§ **Exercise brief**
Comb the records below for the string "Nombre" and copy each line where it turns up.

§ **Material for this exercise**
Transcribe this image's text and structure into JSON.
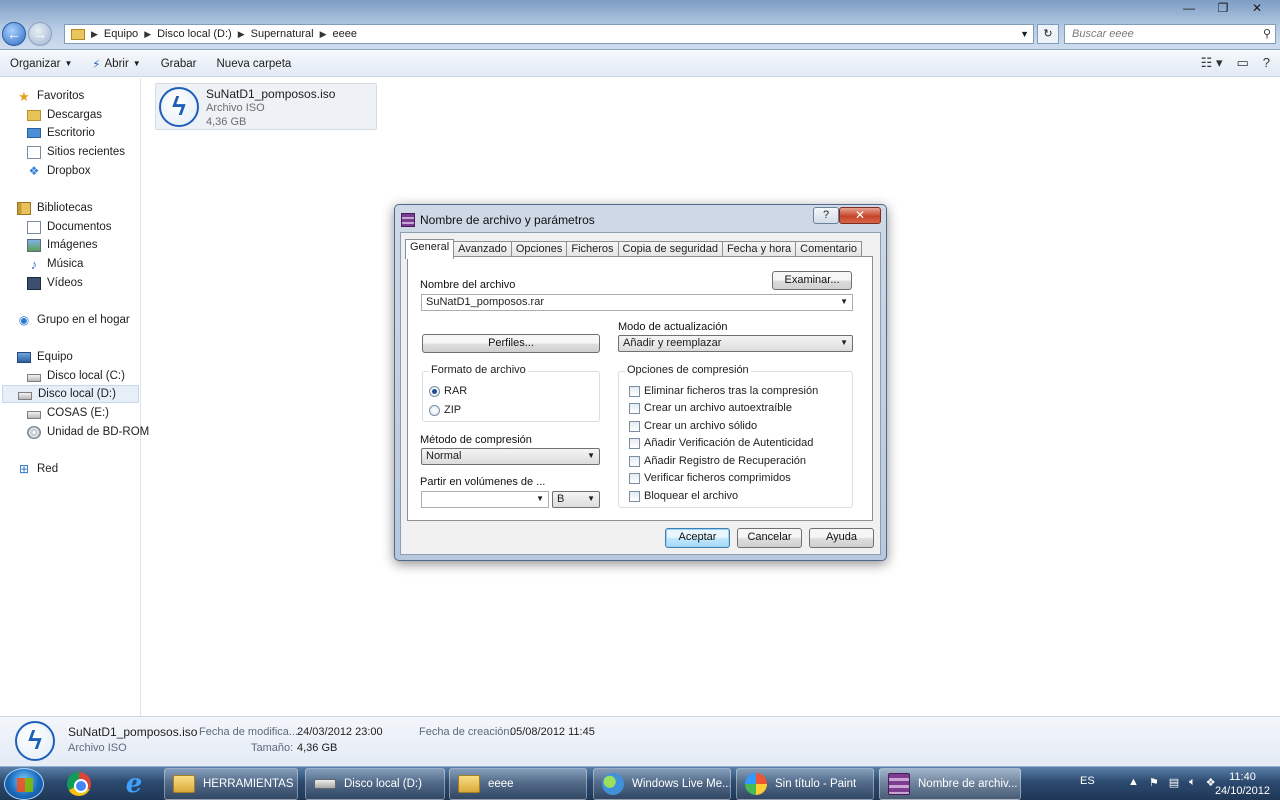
{
  "window": {
    "minimize": "—",
    "maximize": "❐",
    "close": "✕"
  },
  "address": {
    "crumbs": [
      "Equipo",
      "Disco local (D:)",
      "Supernatural",
      "eeee"
    ],
    "search_placeholder": "Buscar eeee"
  },
  "toolbar": {
    "organize": "Organizar",
    "open": "Abrir",
    "burn": "Grabar",
    "new_folder": "Nueva carpeta"
  },
  "sidebar": {
    "favorites": "Favoritos",
    "downloads": "Descargas",
    "desktop": "Escritorio",
    "recent": "Sitios recientes",
    "dropbox": "Dropbox",
    "libraries": "Bibliotecas",
    "documents": "Documentos",
    "images": "Imágenes",
    "music": "Música",
    "videos": "Vídeos",
    "homegroup": "Grupo en el hogar",
    "computer": "Equipo",
    "drive_c": "Disco local (C:)",
    "drive_d": "Disco local (D:)",
    "drive_e": "COSAS (E:)",
    "bdrom": "Unidad de BD-ROM",
    "network": "Red"
  },
  "file": {
    "name": "SuNatD1_pomposos.iso",
    "type": "Archivo ISO",
    "size": "4,36 GB"
  },
  "details": {
    "name": "SuNatD1_pomposos.iso",
    "type": "Archivo ISO",
    "modified_label": "Fecha de modifica...",
    "modified_value": "24/03/2012 23:00",
    "size_label": "Tamaño:",
    "size_value": "4,36 GB",
    "created_label": "Fecha de creación:",
    "created_value": "05/08/2012 11:45"
  },
  "dialog": {
    "title": "Nombre de archivo y parámetros",
    "help": "?",
    "close": "✕",
    "tabs": [
      "General",
      "Avanzado",
      "Opciones",
      "Ficheros",
      "Copia de seguridad",
      "Fecha y hora",
      "Comentario"
    ],
    "filename_label": "Nombre del archivo",
    "browse": "Examinar...",
    "filename_value": "SuNatD1_pomposos.rar",
    "profiles": "Perfiles...",
    "update_mode_label": "Modo de actualización",
    "update_mode_value": "Añadir y reemplazar",
    "format_title": "Formato de archivo",
    "format_rar": "RAR",
    "format_zip": "ZIP",
    "method_label": "Método de compresión",
    "method_value": "Normal",
    "split_label": "Partir en volúmenes de ...",
    "split_value": "",
    "split_unit": "B",
    "options_title": "Opciones de compresión",
    "options": [
      "Eliminar ficheros tras la compresión",
      "Crear un archivo autoextraíble",
      "Crear un archivo sólido",
      "Añadir Verificación de Autenticidad",
      "Añadir Registro de Recuperación",
      "Verificar ficheros comprimidos",
      "Bloquear el archivo"
    ],
    "ok": "Aceptar",
    "cancel": "Cancelar",
    "help_button": "Ayuda"
  },
  "taskbar": {
    "tasks": [
      "HERRAMIENTAS ...",
      "Disco local (D:)",
      "eeee",
      "Windows Live Me...",
      "Sin título - Paint",
      "Nombre de archiv..."
    ],
    "lang": "ES",
    "time": "11:40",
    "date": "24/10/2012"
  },
  "colors": {
    "accent": "#1d5fb8",
    "taskbar": "#2c4a6f",
    "close_red": "#c5452b"
  }
}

§ **Result of the exercise**
    "title": "Nombre de archivo y parámetros",
    "filename_label": "Nombre del archivo",
      "Nombre de archiv..."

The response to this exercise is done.